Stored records
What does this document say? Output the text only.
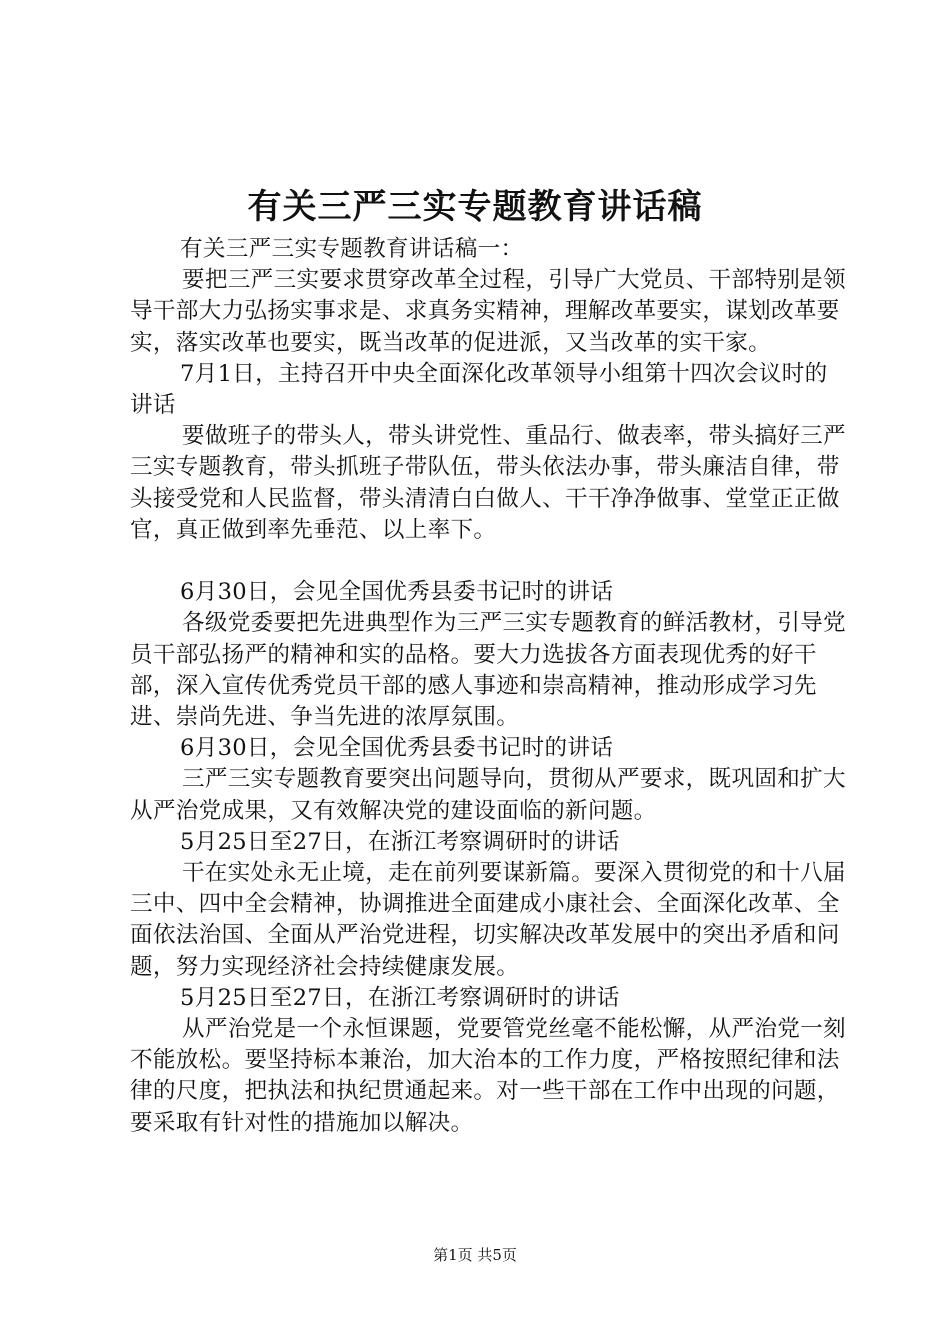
有关三严三实专题教育讲话稿

有关三严三实专题教育讲话稿一：

要把三严三实要求贯穿改革全过程，引导广大党员、干部特别是领导干部大力弘扬实事求是、求真务实精神，理解改革要实，谋划改革要实，落实改革也要实，既当改革的促进派，又当改革的实干家。

7月1日，主持召开中央全面深化改革领导小组第十四次会议时的讲话

要做班子的带头人，带头讲党性、重品行、做表率，带头搞好三严三实专题教育，带头抓班子带队伍，带头依法办事，带头廉洁自律，带头接受党和人民监督，带头清清白白做人、干干净净做事、堂堂正正做官，真正做到率先垂范、以上率下。

6月30日，会见全国优秀县委书记时的讲话

各级党委要把先进典型作为三严三实专题教育的鲜活教材，引导党员干部弘扬严的精神和实的品格。要大力选拔各方面表现优秀的好干部，深入宣传优秀党员干部的感人事迹和崇高精神，推动形成学习先进、崇尚先进、争当先进的浓厚氛围。

6月30日，会见全国优秀县委书记时的讲话

三严三实专题教育要突出问题导向，贯彻从严要求，既巩固和扩大从严治党成果，又有效解决党的建设面临的新问题。

5月25日至27日，在浙江考察调研时的讲话

干在实处永无止境，走在前列要谋新篇。要深入贯彻党的和十八届三中、四中全会精神，协调推进全面建成小康社会、全面深化改革、全面依法治国、全面从严治党进程，切实解决改革发展中的突出矛盾和问题，努力实现经济社会持续健康发展。

5月25日至27日，在浙江考察调研时的讲话

从严治党是一个永恒课题，党要管党丝毫不能松懈，从严治党一刻不能放松。要坚持标本兼治，加大治本的工作力度，严格按照纪律和法律的尺度，把执法和执纪贯通起来。对一些干部在工作中出现的问题，要采取有针对性的措施加以解决。

第1页 共5页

**Exercise task**
Keep the pictures out of your copy, and repeat every entry above exactly.

**Written answer**
What does this document say? Output the text only.
有关三严三实专题教育讲话稿

有关三严三实专题教育讲话稿一：

要把三严三实要求贯穿改革全过程，引导广大党员、干部特别是领导干部大力弘扬实事求是、求真务实精神，理解改革要实，谋划改革要实，落实改革也要实，既当改革的促进派，又当改革的实干家。

7月1日，主持召开中央全面深化改革领导小组第十四次会议时的讲话

要做班子的带头人，带头讲党性、重品行、做表率，带头搞好三严三实专题教育，带头抓班子带队伍，带头依法办事，带头廉洁自律，带头接受党和人民监督，带头清清白白做人、干干净净做事、堂堂正正做官，真正做到率先垂范、以上率下。

6月30日，会见全国优秀县委书记时的讲话

各级党委要把先进典型作为三严三实专题教育的鲜活教材，引导党员干部弘扬严的精神和实的品格。要大力选拔各方面表现优秀的好干部，深入宣传优秀党员干部的感人事迹和崇高精神，推动形成学习先进、崇尚先进、争当先进的浓厚氛围。

6月30日，会见全国优秀县委书记时的讲话

三严三实专题教育要突出问题导向，贯彻从严要求，既巩固和扩大从严治党成果，又有效解决党的建设面临的新问题。

5月25日至27日，在浙江考察调研时的讲话

干在实处永无止境，走在前列要谋新篇。要深入贯彻党的和十八届三中、四中全会精神，协调推进全面建成小康社会、全面深化改革、全面依法治国、全面从严治党进程，切实解决改革发展中的突出矛盾和问题，努力实现经济社会持续健康发展。

5月25日至27日，在浙江考察调研时的讲话

从严治党是一个永恒课题，党要管党丝毫不能松懈，从严治党一刻不能放松。要坚持标本兼治，加大治本的工作力度，严格按照纪律和法律的尺度，把执法和执纪贯通起来。对一些干部在工作中出现的问题，要采取有针对性的措施加以解决。

第1页 共5页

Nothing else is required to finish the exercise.